▸ **Job**: Type out every line below exactly as it reads.
## Begin Task material
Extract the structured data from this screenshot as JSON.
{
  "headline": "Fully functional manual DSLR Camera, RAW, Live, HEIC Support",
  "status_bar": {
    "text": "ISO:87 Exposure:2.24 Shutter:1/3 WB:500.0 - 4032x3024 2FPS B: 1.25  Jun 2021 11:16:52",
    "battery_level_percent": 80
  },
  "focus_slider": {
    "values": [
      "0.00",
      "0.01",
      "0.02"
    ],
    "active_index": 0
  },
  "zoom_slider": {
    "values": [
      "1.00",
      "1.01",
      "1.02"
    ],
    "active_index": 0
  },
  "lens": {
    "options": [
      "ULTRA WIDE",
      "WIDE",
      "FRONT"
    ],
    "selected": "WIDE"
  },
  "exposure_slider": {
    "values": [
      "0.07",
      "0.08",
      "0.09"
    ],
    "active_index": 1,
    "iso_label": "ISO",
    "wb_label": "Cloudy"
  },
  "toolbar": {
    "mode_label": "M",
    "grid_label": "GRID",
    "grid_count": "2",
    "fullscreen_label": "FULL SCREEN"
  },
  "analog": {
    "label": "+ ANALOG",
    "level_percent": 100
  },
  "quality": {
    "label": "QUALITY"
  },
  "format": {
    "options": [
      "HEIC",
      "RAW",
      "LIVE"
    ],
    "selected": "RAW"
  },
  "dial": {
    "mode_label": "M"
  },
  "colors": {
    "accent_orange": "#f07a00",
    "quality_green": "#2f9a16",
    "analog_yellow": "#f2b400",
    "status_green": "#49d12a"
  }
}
## End Task material
▸ **The solution**:
Extract the structured data from this screenshot as JSON.
{
  "headline": "Fully functional manual DSLR Camera, RAW, Live, HEIC Support",
  "status_bar": {
    "text": "ISO:87 Exposure:2.24 Shutter:1/3 WB:500.0 - 4032x3024 2FPS B: 1.25  Jun 2021 11:16:52",
    "battery_level_percent": 80
  },
  "focus_slider": {
    "values": [
      "0.00",
      "0.01",
      "0.02"
    ],
    "active_index": 0
  },
  "zoom_slider": {
    "values": [
      "1.00",
      "1.01",
      "1.02"
    ],
    "active_index": 0
  },
  "lens": {
    "options": [
      "ULTRA WIDE",
      "WIDE",
      "FRONT"
    ],
    "selected": "WIDE"
  },
  "exposure_slider": {
    "values": [
      "0.07",
      "0.08",
      "0.09"
    ],
    "active_index": 1,
    "iso_label": "ISO",
    "wb_label": "Cloudy"
  },
  "toolbar": {
    "mode_label": "M",
    "grid_label": "GRID",
    "grid_count": "2",
    "fullscreen_label": "FULL SCREEN"
  },
  "analog": {
    "label": "+ ANALOG",
    "level_percent": 100
  },
  "quality": {
    "label": "QUALITY"
  },
  "format": {
    "options": [
      "HEIC",
      "RAW",
      "LIVE"
    ],
    "selected": "RAW"
  },
  "dial": {
    "mode_label": "M"
  },
  "colors": {
    "accent_orange": "#f07a00",
    "quality_green": "#2f9a16",
    "analog_yellow": "#f2b400",
    "status_green": "#49d12a"
  }
}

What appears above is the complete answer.